* JOB: Copy out the data below verbatim.

* RECORDS TO PROCESS:
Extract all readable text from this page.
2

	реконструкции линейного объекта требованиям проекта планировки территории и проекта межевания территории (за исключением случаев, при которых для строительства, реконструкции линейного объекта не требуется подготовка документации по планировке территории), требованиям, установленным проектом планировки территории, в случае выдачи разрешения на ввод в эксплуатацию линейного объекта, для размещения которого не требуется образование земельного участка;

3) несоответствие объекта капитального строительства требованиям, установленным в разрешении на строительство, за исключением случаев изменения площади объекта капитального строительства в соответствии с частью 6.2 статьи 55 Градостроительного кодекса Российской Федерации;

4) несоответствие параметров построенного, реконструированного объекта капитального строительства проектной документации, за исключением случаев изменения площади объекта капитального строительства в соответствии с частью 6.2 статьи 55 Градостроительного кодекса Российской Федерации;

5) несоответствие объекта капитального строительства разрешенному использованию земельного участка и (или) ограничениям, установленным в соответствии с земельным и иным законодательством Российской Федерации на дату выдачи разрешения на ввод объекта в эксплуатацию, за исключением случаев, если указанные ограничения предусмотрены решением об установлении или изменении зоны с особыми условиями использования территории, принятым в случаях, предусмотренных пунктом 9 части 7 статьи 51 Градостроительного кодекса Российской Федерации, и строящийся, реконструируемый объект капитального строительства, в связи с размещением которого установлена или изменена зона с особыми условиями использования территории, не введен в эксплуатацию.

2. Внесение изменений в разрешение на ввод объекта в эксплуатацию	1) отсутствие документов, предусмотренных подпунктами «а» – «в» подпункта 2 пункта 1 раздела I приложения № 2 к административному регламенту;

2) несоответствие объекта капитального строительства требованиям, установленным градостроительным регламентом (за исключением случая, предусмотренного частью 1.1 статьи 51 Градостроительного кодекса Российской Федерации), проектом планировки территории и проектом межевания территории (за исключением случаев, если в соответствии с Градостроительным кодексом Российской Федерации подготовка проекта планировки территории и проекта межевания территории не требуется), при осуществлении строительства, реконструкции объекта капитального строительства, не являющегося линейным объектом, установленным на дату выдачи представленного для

* SOLUTION:
Extract all readable text from this page.
2

	реконструкции линейного объекта требованиям проекта планировки территории и проекта межевания территории (за исключением случаев, при которых для строительства, реконструкции линейного объекта не требуется подготовка документации по планировке территории), требованиям, установленным проектом планировки территории, в случае выдачи разрешения на ввод в эксплуатацию линейного объекта, для размещения которого не требуется образование земельного участка;

3) несоответствие объекта капитального строительства требованиям, установленным в разрешении на строительство, за исключением случаев изменения площади объекта капитального строительства в соответствии с частью 6.2 статьи 55 Градостроительного кодекса Российской Федерации;

4) несоответствие параметров построенного, реконструированного объекта капитального строительства проектной документации, за исключением случаев изменения площади объекта капитального строительства в соответствии с частью 6.2 статьи 55 Градостроительного кодекса Российской Федерации;

5) несоответствие объекта капитального строительства разрешенному использованию земельного участка и (или) ограничениям, установленным в соответствии с земельным и иным законодательством Российской Федерации на дату выдачи разрешения на ввод объекта в эксплуатацию, за исключением случаев, если указанные ограничения предусмотрены решением об установлении или изменении зоны с особыми условиями использования территории, принятым в случаях, предусмотренных пунктом 9 части 7 статьи 51 Градостроительного кодекса Российской Федерации, и строящийся, реконструируемый объект капитального строительства, в связи с размещением которого установлена или изменена зона с особыми условиями использования территории, не введен в эксплуатацию.

2. Внесение изменений в разрешение на ввод объекта в эксплуатацию	1) отсутствие документов, предусмотренных подпунктами «а» – «в» подпункта 2 пункта 1 раздела I приложения № 2 к административному регламенту;

2) несоответствие объекта капитального строительства требованиям, установленным градостроительным регламентом (за исключением случая, предусмотренного частью 1.1 статьи 51 Градостроительного кодекса Российской Федерации), проектом планировки территории и проектом межевания территории (за исключением случаев, если в соответствии с Градостроительным кодексом Российской Федерации подготовка проекта планировки территории и проекта межевания территории не требуется), при осуществлении строительства, реконструкции объекта капитального строительства, не являющегося линейным объектом, установленным на дату выдачи представленного для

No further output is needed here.